# Aim
Repeat the full listing, word for word.

[Data records]

————

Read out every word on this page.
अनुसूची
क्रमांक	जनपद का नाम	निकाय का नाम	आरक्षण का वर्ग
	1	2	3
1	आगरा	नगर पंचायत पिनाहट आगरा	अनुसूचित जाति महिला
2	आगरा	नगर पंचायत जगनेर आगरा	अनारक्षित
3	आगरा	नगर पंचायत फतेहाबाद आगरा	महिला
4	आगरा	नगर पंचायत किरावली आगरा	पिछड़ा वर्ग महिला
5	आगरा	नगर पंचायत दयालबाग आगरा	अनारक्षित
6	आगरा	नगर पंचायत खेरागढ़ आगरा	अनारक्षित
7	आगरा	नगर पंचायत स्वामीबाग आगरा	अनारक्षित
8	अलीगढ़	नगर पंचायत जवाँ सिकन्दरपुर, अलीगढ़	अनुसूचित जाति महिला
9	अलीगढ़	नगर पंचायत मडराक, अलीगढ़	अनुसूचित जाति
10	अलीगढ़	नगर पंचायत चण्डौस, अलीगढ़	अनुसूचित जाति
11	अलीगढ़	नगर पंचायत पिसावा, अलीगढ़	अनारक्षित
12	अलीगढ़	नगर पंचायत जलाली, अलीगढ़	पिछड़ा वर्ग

————

# Answer to the exercise
Read out every word on this page.
अनुसूची
क्रमांक	जनपद का नाम	निकाय का नाम	आरक्षण का वर्ग
	1	2	3
1	आगरा	नगर पंचायत पिनाहट आगरा	अनुसूचित जाति महिला
2	आगरा	नगर पंचायत जगनेर आगरा	अनारक्षित
3	आगरा	नगर पंचायत फतेहाबाद आगरा	महिला
4	आगरा	नगर पंचायत किरावली आगरा	पिछड़ा वर्ग महिला
5	आगरा	नगर पंचायत दयालबाग आगरा	अनारक्षित
6	आगरा	नगर पंचायत खेरागढ़ आगरा	अनारक्षित
7	आगरा	नगर पंचायत स्वामीबाग आगरा	अनारक्षित
8	अलीगढ़	नगर पंचायत जवाँ सिकन्दरपुर, अलीगढ़	अनुसूचित जाति महिला
9	अलीगढ़	नगर पंचायत मडराक, अलीगढ़	अनुसूचित जाति
10	अलीगढ़	नगर पंचायत चण्डौस, अलीगढ़	अनुसूचित जाति
11	अलीगढ़	नगर पंचायत पिसावा, अलीगढ़	अनारक्षित
12	अलीगढ़	नगर पंचायत जलाली, अलीगढ़	पिछड़ा वर्ग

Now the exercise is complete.